[START Supplied records]

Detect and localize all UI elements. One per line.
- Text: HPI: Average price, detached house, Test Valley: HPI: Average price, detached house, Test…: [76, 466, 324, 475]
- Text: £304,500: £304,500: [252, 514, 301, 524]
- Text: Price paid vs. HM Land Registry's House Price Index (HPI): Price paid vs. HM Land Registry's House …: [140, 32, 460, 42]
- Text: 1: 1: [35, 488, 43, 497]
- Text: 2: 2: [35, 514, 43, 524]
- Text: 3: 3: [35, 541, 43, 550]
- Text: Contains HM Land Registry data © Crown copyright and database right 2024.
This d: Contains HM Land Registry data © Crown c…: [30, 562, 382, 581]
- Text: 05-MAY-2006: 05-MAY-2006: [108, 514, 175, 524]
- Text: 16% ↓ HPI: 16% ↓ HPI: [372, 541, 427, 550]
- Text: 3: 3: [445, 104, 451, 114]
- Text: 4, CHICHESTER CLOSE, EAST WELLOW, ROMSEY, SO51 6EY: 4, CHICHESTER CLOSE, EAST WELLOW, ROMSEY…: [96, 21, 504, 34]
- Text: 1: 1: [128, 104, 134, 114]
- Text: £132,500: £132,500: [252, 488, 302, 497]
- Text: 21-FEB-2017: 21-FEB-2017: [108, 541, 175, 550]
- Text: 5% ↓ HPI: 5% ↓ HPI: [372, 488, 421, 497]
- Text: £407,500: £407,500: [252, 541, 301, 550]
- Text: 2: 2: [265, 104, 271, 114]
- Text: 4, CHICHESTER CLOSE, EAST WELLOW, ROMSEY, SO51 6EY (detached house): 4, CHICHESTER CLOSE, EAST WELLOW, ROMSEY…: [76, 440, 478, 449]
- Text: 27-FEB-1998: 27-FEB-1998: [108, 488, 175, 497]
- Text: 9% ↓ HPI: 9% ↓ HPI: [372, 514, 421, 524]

[END Supplied records]

Written instruction ->
Turn every line of the data above into a Markdown table with the columns "Row" and "Line". Number the rows in order and leave out any blank lines.

The reply ->
| Row | Line |
|---|---|
| 1 | Detect and localize all UI elements. One per line. |
| 2 | - Text: HPI: Average price, detached house, Test Valley: HPI: Average price, detached house, Test…: [76, 466, 324, 475] |
| 3 | - Text: £304,500: £304,500: [252, 514, 301, 524] |
| 4 | - Text: Price paid vs. HM Land Registry's House Price Index (HPI): Price paid vs. HM Land Registry's House …: [140, 32, 460, 42] |
| 5 | - Text: 1: 1: [35, 488, 43, 497] |
| 6 | - Text: 2: 2: [35, 514, 43, 524] |
| 7 | - Text: 3: 3: [35, 541, 43, 550] |
| 8 | - Text: Contains HM Land Registry data © Crown copyright and database right 2024. |
| 9 | This d: Contains HM Land Registry data © Crown c…: [30, 562, 382, 581] |
| 10 | - Text: 05-MAY-2006: 05-MAY-2006: [108, 514, 175, 524] |
| 11 | - Text: 16% ↓ HPI: 16% ↓ HPI: [372, 541, 427, 550] |
| 12 | - Text: 3: 3: [445, 104, 451, 114] |
| 13 | - Text: 4, CHICHESTER CLOSE, EAST WELLOW, ROMSEY, SO51 6EY: 4, CHICHESTER CLOSE, EAST WELLOW, ROMSEY…: [96, 21, 504, 34] |
| 14 | - Text: 1: 1: [128, 104, 134, 114] |
| 15 | - Text: £132,500: £132,500: [252, 488, 302, 497] |
| 16 | - Text: 21-FEB-2017: 21-FEB-2017: [108, 541, 175, 550] |
| 17 | - Text: 5% ↓ HPI: 5% ↓ HPI: [372, 488, 421, 497] |
| 18 | - Text: £407,500: £407,500: [252, 541, 301, 550] |
| 19 | - Text: 2: 2: [265, 104, 271, 114] |
| 20 | - Text: 4, CHICHESTER CLOSE, EAST WELLOW, ROMSEY, SO51 6EY (detached house): 4, CHICHESTER CLOSE, EAST WELLOW, ROMSEY…: [76, 440, 478, 449] |
| 21 | - Text: 27-FEB-1998: 27-FEB-1998: [108, 488, 175, 497] |
| 22 | - Text: 9% ↓ HPI: 9% ↓ HPI: [372, 514, 421, 524] |